EXERCISE ::
Give the number of lines that contain the string "Varray", please, and nothing else.

DATA PROVIDED ::
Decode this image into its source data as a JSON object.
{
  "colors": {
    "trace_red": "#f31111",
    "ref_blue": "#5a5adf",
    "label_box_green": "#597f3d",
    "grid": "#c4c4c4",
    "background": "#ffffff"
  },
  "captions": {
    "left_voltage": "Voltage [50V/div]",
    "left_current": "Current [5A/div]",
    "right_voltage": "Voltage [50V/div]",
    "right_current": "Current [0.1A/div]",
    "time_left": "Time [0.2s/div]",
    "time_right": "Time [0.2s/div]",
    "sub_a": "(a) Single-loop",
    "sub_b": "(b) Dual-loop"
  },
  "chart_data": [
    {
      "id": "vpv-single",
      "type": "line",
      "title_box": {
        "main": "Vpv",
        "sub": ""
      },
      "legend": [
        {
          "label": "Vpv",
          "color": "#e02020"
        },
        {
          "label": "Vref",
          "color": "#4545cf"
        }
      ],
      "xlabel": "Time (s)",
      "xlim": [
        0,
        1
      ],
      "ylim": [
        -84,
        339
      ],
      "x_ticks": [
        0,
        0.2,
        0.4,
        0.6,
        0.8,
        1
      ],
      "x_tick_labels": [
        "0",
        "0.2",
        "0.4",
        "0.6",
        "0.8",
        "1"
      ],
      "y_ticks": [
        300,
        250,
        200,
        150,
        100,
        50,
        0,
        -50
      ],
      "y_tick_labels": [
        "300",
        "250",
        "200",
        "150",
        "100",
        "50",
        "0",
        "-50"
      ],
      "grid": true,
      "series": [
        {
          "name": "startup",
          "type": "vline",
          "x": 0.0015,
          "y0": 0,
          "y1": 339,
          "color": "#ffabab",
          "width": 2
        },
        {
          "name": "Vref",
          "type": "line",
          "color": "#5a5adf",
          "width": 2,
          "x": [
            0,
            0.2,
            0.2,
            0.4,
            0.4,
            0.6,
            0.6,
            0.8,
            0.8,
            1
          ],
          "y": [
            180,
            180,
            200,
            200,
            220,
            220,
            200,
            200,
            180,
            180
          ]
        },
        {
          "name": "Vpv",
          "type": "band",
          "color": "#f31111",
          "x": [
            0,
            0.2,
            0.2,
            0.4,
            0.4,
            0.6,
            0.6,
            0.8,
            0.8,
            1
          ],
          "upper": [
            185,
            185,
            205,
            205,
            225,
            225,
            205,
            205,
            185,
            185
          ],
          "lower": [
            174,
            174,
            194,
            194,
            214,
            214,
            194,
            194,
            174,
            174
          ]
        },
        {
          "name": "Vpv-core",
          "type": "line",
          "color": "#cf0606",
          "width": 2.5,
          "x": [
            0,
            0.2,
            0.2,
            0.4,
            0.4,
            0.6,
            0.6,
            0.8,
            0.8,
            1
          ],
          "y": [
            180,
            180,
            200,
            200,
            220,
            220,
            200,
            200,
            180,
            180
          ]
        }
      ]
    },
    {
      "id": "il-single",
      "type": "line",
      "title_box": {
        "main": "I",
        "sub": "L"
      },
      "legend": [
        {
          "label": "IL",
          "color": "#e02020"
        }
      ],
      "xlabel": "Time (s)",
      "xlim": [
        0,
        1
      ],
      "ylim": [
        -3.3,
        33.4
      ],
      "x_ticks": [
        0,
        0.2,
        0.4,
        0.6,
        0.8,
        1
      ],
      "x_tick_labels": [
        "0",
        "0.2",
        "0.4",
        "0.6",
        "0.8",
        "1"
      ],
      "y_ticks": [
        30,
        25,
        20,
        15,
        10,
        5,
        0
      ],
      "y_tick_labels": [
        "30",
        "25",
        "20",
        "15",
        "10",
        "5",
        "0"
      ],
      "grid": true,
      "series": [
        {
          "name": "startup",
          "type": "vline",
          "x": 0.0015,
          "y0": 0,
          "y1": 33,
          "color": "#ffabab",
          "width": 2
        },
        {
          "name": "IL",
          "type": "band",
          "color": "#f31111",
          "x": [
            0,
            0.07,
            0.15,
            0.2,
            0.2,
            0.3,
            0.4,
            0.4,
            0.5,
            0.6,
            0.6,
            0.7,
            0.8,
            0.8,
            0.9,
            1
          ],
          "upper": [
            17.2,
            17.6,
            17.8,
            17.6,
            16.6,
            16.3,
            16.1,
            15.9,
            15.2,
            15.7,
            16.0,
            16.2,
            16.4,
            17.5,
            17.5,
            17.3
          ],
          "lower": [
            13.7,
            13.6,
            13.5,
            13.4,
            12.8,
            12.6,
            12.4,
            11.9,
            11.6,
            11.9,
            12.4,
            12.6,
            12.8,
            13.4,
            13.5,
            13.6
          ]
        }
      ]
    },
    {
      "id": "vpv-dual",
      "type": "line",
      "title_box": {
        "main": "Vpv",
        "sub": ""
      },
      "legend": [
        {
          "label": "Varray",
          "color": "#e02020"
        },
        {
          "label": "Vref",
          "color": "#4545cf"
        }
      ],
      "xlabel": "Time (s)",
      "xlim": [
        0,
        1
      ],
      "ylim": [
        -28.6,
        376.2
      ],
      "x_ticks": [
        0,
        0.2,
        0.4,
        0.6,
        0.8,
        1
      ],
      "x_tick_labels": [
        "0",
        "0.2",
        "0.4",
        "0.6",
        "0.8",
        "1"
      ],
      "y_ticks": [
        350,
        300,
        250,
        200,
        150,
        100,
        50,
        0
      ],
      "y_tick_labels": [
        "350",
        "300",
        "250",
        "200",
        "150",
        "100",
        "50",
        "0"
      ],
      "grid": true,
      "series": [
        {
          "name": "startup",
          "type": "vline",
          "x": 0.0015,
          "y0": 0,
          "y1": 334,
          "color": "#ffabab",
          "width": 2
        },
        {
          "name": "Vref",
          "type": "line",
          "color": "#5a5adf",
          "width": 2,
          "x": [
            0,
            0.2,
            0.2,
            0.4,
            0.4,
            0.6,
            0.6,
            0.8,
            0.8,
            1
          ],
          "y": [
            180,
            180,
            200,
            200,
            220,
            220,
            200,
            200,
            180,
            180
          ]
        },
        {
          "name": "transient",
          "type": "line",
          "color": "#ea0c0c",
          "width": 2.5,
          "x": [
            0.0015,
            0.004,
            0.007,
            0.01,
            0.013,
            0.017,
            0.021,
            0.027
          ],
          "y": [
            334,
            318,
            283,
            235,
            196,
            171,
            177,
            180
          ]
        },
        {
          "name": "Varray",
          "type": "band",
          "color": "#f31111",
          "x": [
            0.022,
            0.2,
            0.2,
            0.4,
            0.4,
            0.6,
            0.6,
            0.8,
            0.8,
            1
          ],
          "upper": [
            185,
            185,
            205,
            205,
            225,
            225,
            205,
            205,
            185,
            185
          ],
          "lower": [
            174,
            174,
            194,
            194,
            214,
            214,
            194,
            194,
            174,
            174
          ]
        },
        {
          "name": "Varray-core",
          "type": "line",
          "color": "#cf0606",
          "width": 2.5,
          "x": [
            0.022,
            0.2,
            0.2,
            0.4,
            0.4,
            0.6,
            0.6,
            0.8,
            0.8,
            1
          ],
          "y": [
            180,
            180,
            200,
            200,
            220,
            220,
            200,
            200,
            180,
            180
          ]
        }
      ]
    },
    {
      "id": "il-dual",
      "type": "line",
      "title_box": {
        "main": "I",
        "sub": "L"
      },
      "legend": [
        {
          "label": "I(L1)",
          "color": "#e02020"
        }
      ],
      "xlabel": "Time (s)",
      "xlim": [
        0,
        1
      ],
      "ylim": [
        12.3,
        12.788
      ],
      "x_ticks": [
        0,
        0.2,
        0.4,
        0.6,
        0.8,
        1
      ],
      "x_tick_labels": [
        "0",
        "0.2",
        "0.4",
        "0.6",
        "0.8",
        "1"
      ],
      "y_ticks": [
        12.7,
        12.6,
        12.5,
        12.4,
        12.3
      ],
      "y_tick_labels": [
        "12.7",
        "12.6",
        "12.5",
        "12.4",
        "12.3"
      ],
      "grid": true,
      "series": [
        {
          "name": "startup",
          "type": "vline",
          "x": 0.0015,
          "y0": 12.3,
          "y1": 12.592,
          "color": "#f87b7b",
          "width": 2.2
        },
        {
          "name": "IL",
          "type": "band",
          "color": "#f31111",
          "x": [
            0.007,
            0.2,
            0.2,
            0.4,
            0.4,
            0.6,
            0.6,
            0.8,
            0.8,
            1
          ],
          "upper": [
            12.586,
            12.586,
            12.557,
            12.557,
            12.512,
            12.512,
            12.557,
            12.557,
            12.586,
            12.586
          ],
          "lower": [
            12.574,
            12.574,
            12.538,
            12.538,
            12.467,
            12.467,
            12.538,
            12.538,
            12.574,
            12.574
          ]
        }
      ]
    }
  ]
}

RESULT ::
3